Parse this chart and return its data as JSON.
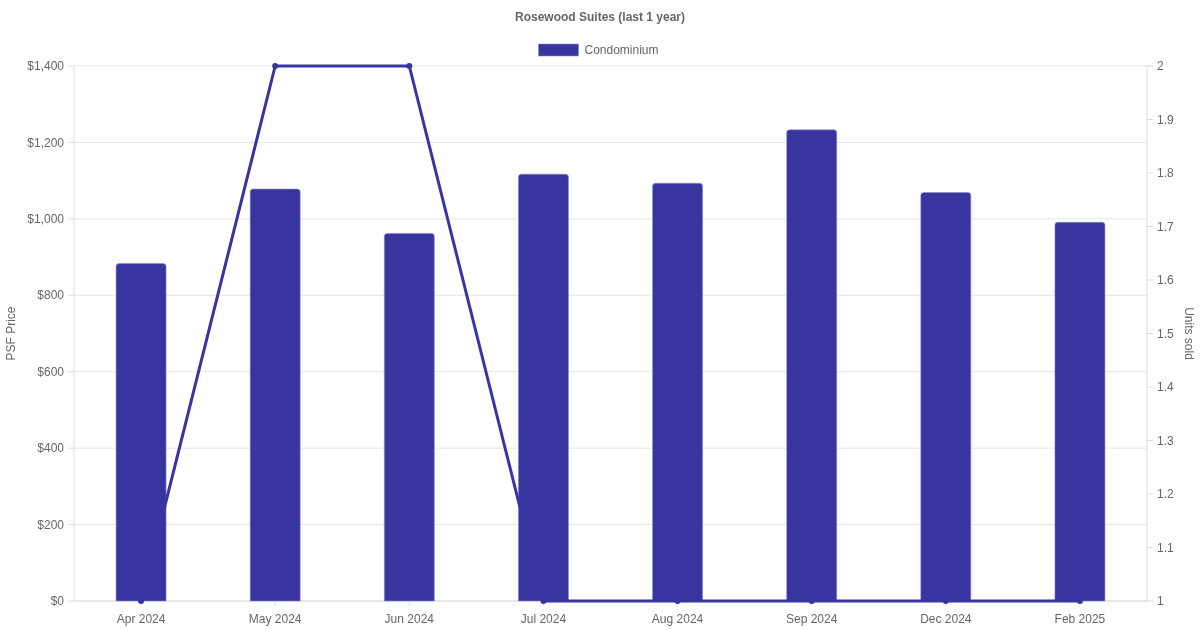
{
  "chart_data": {
    "type": "bar",
    "title": "Rosewood Suites (last 1 year)",
    "categories": [
      "Apr 2024",
      "May 2024",
      "Jun 2024",
      "Jul 2024",
      "Aug 2024",
      "Sep 2024",
      "Dec 2024",
      "Feb 2025"
    ],
    "series": [
      {
        "name": "Condominium",
        "color": "#3935a0",
        "values": [
          883,
          1078,
          962,
          1117,
          1093,
          1233,
          1069,
          991
        ]
      },
      {
        "type": "line",
        "axis": "y2",
        "color": "#3935a0",
        "values": [
          1,
          2,
          2,
          1,
          1,
          1,
          1,
          1
        ]
      }
    ],
    "ylabel": "PSF Price",
    "y2label": "Units sold",
    "ylim": [
      0,
      1400
    ],
    "yticks": [
      {
        "value": 0,
        "label": "$0"
      },
      {
        "value": 200,
        "label": "$200"
      },
      {
        "value": 400,
        "label": "$400"
      },
      {
        "value": 600,
        "label": "$600"
      },
      {
        "value": 800,
        "label": "$800"
      },
      {
        "value": 1000,
        "label": "$1,000"
      },
      {
        "value": 1200,
        "label": "$1,200"
      },
      {
        "value": 1400,
        "label": "$1,400"
      }
    ],
    "y2lim": [
      1,
      2
    ],
    "y2ticks": [
      1,
      {
        "value": 1.1,
        "label": "1.1"
      },
      {
        "value": 1.2,
        "label": "1.2"
      },
      {
        "value": 1.3,
        "label": "1.3"
      },
      {
        "value": 1.4,
        "label": "1.4"
      },
      {
        "value": 1.5,
        "label": "1.5"
      },
      {
        "value": 1.6,
        "label": "1.6"
      },
      {
        "value": 1.7,
        "label": "1.7"
      },
      {
        "value": 1.8,
        "label": "1.8"
      },
      {
        "value": 1.9,
        "label": "1.9"
      },
      2
    ],
    "grid": "y",
    "legend": "top",
    "marker": "circle",
    "line_style": "solid"
  }
}
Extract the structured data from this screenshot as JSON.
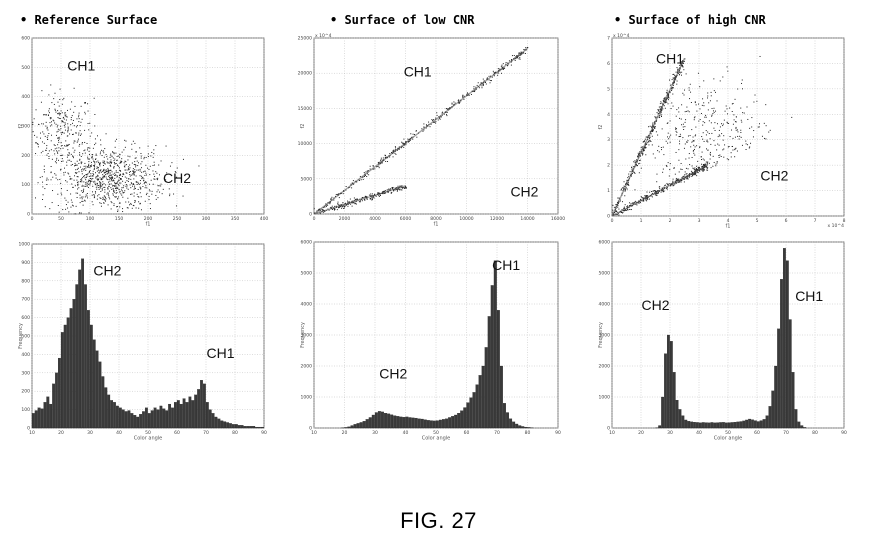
■ ■ ■ ■ ■
## REQUIREMENT
Transcribe the complete set of entries verbatim. No pictures belong in the copy.

## FULL OUTPUT
Parse this chart and return its data as JSON.
{
  "chart_data": {
    "type": "bar",
    "title": "Rosewood Suites (last 1 year)",
    "categories": [
      "Apr 2024",
      "May 2024",
      "Jun 2024",
      "Jul 2024",
      "Aug 2024",
      "Sep 2024",
      "Dec 2024",
      "Feb 2025"
    ],
    "series": [
      {
        "name": "Condominium",
        "color": "#3935a0",
        "values": [
          883,
          1078,
          962,
          1117,
          1093,
          1233,
          1069,
          991
        ]
      },
      {
        "type": "line",
        "axis": "y2",
        "color": "#3935a0",
        "values": [
          1,
          2,
          2,
          1,
          1,
          1,
          1,
          1
        ]
      }
    ],
    "ylabel": "PSF Price",
    "y2label": "Units sold",
    "ylim": [
      0,
      1400
    ],
    "yticks": [
      {
        "value": 0,
        "label": "$0"
      },
      {
        "value": 200,
        "label": "$200"
      },
      {
        "value": 400,
        "label": "$400"
      },
      {
        "value": 600,
        "label": "$600"
      },
      {
        "value": 800,
        "label": "$800"
      },
      {
        "value": 1000,
        "label": "$1,000"
      },
      {
        "value": 1200,
        "label": "$1,200"
      },
      {
        "value": 1400,
        "label": "$1,400"
      }
    ],
    "y2lim": [
      1,
      2
    ],
    "y2ticks": [
      1,
      {
        "value": 1.1,
        "label": "1.1"
      },
      {
        "value": 1.2,
        "label": "1.2"
      },
      {
        "value": 1.3,
        "label": "1.3"
      },
      {
        "value": 1.4,
        "label": "1.4"
      },
      {
        "value": 1.5,
        "label": "1.5"
      },
      {
        "value": 1.6,
        "label": "1.6"
      },
      {
        "value": 1.7,
        "label": "1.7"
      },
      {
        "value": 1.8,
        "label": "1.8"
      },
      {
        "value": 1.9,
        "label": "1.9"
      },
      2
    ],
    "grid": "y",
    "legend": "top",
    "marker": "circle",
    "line_style": "solid"
  }
}
Extract the structured data from this screenshot as JSON.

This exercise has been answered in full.